Enunciado A —
No texto sobre o trem fantasma, quanto tempo durou o espetáculo de horror dentro da casa?
Enunciado B —
Transcreva do texto sobre o trem fantasma tudo o que vai de "Quando eu era" até "minha vez chegar.".
Enunciado C —
Prossiga com o texto sobre o trem fantasma a partir do ponto em que ele termina.

Texto fornecido —
+===+
Quando eu era criança, lembro de ter olhado muitas vezes para aquela “casa mal-assombrada”, de onde um trenzinho entrava com gente eufórica e saía com a mesma moçada apavorada, mas sempre tive medo de me aproximar, pois não sabia o que iria ver, ouvir ou sentir ali dentro. Andar num trem fantasma foi uma das poucas coisas que eu quis fazer quando era pequeno, e não fiz...
Já adolescente, de férias no Rio de Janeiro, fui certo dia a um parque de diversões e me deparei com a “casinha dos horrores” – o trem fantasma. Era a grande chance, à hora da virada! Meu desejo de entrar foi tamanho que eu não me apercebi nem de outros brinquedos muito mais legais. Corri para a fila, comprei o ingresso e fiquei esperando a minha vez chegar.
Não demorou muito e o tão esperado momento aconteceu. Sentei-me sozinho no “vagão” que era feito para duas pessoas. Na minha frente e por trás de mim a meninada gritava com todo entusiasmo, um barulho frenético e ensurdecedor. De repente, um apito anunciou o início da aventura. Durante mais ou menos dois minutos fui submetido a um impressionante espetáculo de horror. Tinha de tudo: múmia em sarcófago, o conde Drácula, lobisomem, morto saindo de caixão, mulheres se arrastando num pântano, gente devorando restos humanos, uma desgraceira sem precedentes!
Por fim, veio o final do trajeto, e o trenzinho, envolto em uma nuvem de fumaça, saiu da casa e parou na “estação”. Como era de se esperar, as reações foram as mais diversas. Pouquíssimas pessoas estavam com ar tranqüilo ou mesmo sorrindo. A grande totalidade era composta de crianças chorando, adolescentes gritando, meninas em polvorosa e até adultos com cara de horror. Eu, todavia, e de forma surpreendente, sentia-me profundamente frustrado, inerte, quase sem sensações.
Analisando o fato depois, não sei se minha decepção veio por ter perdido tanto tempo com medo de algo tão infantil, ou porque havia saído quase da mesma forma como tinha entrado. Dizer que não foi legal, seria exagero, mas, de certa forma, foi brochante, e a razão era uma só: eu sabia que tudo ali era apenas ilusão, simulação, representação. Nada era, de fato, real.
Pois bem, pensando nesta experiência, e analisando o que tenho visto durante estes mais de 30 anos no dito “mundo eclesiástico”, cheguei à triste conclusão: a “igreja” dos nossos dias é muito parecida com um trem fantasma. Aliás, em alguns casos, a “igreja” apresenta um “espetáculo” muito mais pavoroso!
+===+
Dados brutos —
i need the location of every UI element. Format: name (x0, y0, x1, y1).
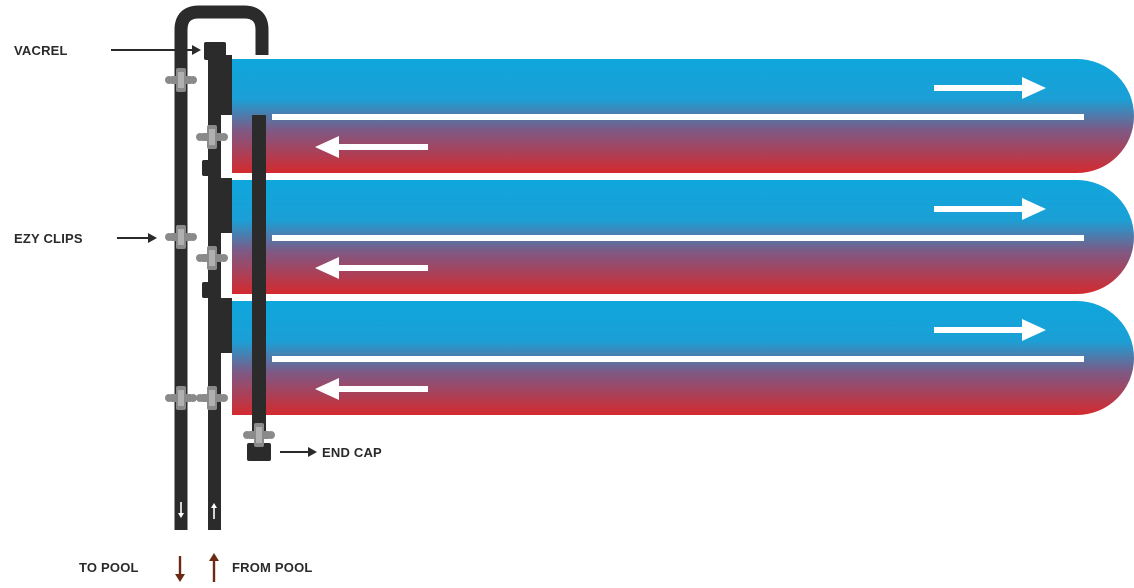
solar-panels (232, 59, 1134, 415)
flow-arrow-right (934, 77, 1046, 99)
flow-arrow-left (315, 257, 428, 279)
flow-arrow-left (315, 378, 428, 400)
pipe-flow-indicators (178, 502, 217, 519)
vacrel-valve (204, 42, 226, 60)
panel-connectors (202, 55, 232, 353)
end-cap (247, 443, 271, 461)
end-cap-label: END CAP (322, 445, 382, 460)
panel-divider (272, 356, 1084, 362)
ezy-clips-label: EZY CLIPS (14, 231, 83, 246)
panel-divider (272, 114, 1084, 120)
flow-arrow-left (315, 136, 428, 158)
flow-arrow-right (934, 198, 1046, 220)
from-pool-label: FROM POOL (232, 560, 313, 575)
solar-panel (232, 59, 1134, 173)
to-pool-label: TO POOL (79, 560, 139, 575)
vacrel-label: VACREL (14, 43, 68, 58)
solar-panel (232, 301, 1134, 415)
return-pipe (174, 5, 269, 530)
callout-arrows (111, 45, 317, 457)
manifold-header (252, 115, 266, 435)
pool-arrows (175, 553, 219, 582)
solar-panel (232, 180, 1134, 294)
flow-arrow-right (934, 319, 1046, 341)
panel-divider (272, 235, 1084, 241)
+===+
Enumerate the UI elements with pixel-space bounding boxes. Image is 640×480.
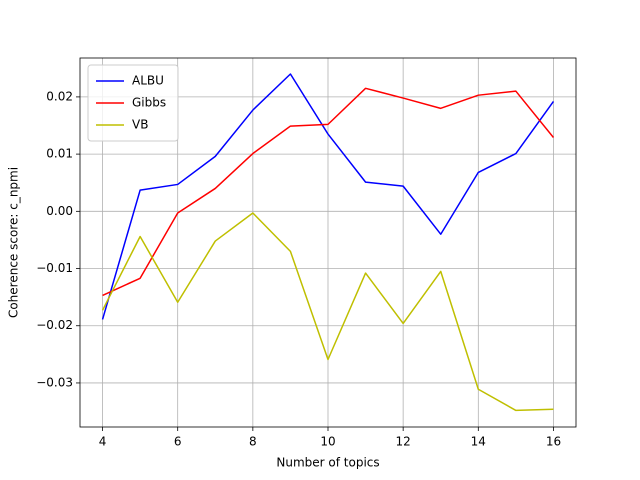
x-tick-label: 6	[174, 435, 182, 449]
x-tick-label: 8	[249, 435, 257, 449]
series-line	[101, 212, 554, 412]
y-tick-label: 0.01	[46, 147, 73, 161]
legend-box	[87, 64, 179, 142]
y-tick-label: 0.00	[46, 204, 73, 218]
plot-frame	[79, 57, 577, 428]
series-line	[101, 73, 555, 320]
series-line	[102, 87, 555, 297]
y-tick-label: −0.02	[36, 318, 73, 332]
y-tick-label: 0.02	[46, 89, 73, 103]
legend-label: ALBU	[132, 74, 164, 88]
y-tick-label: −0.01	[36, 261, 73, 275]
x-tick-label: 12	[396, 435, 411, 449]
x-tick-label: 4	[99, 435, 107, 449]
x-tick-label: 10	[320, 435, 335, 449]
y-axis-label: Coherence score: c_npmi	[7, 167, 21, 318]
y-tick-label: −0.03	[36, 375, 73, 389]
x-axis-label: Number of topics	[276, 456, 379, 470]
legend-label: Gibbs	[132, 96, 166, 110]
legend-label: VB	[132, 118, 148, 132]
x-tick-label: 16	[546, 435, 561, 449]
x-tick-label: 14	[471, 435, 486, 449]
+===+
Resposta A —
Mais ou menos dois minutos.

Resposta B —
Quando eu era criança, lembro de ter olhado muitas vezes para aquela “casa mal-assombrada”, de onde um trenzinho entrava com gente eufórica e saía com a mesma moçada apavorada, mas sempre tive medo de me aproximar, pois não sabia o que iria ver, ouvir ou sentir ali dentro. Andar num trem fantasma foi uma das poucas coisas que eu quis fazer quando era pequeno, e não fiz...
Já adolescente, de férias no Rio de Janeiro, fui certo dia a um parque de diversões e me deparei com a “casinha dos horrores” – o trem fantasma. Era a grande chance, à hora da virada! Meu desejo de entrar foi tamanho que eu não me apercebi nem de outros brinquedos muito mais legais. Corri para a fila, comprei o ingresso e fiquei esperando a minha vez chegar.

Resposta C —
Para tentar comprovar minha “tese”, vou dividir as “igrejas” em três tipos distintos. Faço, obviamente, uma ressalva: nem todas as comunidades são iguais, e nem todas possuem as características que aqui irei descrever. Generalizações são, quase sempre, injustas, mas, no caso em questão, há de se pensar... Contudo e, graças a Deus, sempre existirão as exceções. Triste, todavia, é saber que o que deveria ser regra, em nosso tempo, é apenas evento extra-ordinário.
O primeiro tipo de “igreja-trem-fantasma” que quero descrever é aquela em que o sujeito entra e sai sem que nada, absolutamente nada, lhe aconteça. Tudo o que ali se passou, naquelas 2 horas de “culto” – em média – não lhe trouxe qualquer proveito, não lhe provocou nenhum tipo de sensação. Nem lhe impressionou positivamente, nem lhe chocou; nem produziu emoção, nem desprezo; simplesmente, passou de forma incólume. Nos casos mais extremos, o sujeito olha para o que ali se fez e acha que o “roteiro” é sempre demasiadamente infantilizado. Mas, empurrado pela mesmice, vai levando...
Este tipo de “igreja” produz um “cristão” alienado, robotizado, mecanizado, sem emoção ou sensações. Ele vai ao “culto” porque este ato já faz parte de sua rotina sócio-religiosa, a qual ele repete a cada domingo. Nesse ambiente “insosso”, onde a liturgia venceu a espontaneidade, a adoração deu lugar a um recital musical, e a mensagem trata dos heróis da fé ou de temas profundos da teologia sistemática, o sujeito acaba ficando confortavelmente anestesiado. Ele assiste a tudo, mas como se não lhe dissesse respeito, uma vez que nada do que ali é feito lhe acrescenta conteúdos a alma ou sensações ao coração e por isso, não pode gerar nenhuma concretude espiritual.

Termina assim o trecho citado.